▶ Extracted data entries:
[Begin]

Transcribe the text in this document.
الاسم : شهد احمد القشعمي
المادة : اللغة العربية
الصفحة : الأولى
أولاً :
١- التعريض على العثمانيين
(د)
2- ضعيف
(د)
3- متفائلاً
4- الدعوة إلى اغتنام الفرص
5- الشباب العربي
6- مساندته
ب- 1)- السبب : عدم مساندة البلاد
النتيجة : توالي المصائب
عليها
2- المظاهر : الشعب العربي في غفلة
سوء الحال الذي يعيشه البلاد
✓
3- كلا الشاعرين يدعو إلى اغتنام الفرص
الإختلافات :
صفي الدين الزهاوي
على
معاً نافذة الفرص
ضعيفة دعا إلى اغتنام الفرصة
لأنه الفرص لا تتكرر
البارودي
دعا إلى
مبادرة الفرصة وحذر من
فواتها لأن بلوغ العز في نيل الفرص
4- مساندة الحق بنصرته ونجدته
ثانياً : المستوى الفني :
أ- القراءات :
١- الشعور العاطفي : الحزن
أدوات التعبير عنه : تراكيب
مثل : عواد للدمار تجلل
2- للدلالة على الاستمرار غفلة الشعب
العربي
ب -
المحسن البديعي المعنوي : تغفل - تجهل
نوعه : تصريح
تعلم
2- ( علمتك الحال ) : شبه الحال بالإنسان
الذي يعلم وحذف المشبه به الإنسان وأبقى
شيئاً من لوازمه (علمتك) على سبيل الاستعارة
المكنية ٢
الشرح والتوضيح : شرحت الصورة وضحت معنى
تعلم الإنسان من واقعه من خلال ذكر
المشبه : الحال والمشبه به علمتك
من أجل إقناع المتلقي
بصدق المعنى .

[End]

▶ To do: Extract every entry above as it appears.

▶ Result:
Transcribe the text in this document.
الاسم : شهد احمد القشعمي
المادة : اللغة العربية
الصفحة : الأولى
أولاً :
١- التعريض على العثمانيين
(د)
2- ضعيف
(د)
3- متفائلاً
4- الدعوة إلى اغتنام الفرص
5- الشباب العربي
6- مساندته
ب- 1)- السبب : عدم مساندة البلاد
النتيجة : توالي المصائب
عليها
2- المظاهر : الشعب العربي في غفلة
سوء الحال الذي يعيشه البلاد
✓
3- كلا الشاعرين يدعو إلى اغتنام الفرص
الإختلافات :
صفي الدين الزهاوي
على
معاً نافذة الفرص
ضعيفة دعا إلى اغتنام الفرصة
لأنه الفرص لا تتكرر
البارودي
دعا إلى
مبادرة الفرصة وحذر من
فواتها لأن بلوغ العز في نيل الفرص
4- مساندة الحق بنصرته ونجدته
ثانياً : المستوى الفني :
أ- القراءات :
١- الشعور العاطفي : الحزن
أدوات التعبير عنه : تراكيب
مثل : عواد للدمار تجلل
2- للدلالة على الاستمرار غفلة الشعب
العربي
ب -
المحسن البديعي المعنوي : تغفل - تجهل
نوعه : تصريح
تعلم
2- ( علمتك الحال ) : شبه الحال بالإنسان
الذي يعلم وحذف المشبه به الإنسان وأبقى
شيئاً من لوازمه (علمتك) على سبيل الاستعارة
المكنية ٢
الشرح والتوضيح : شرحت الصورة وضحت معنى
تعلم الإنسان من واقعه من خلال ذكر
المشبه : الحال والمشبه به علمتك
من أجل إقناع المتلقي
بصدق المعنى .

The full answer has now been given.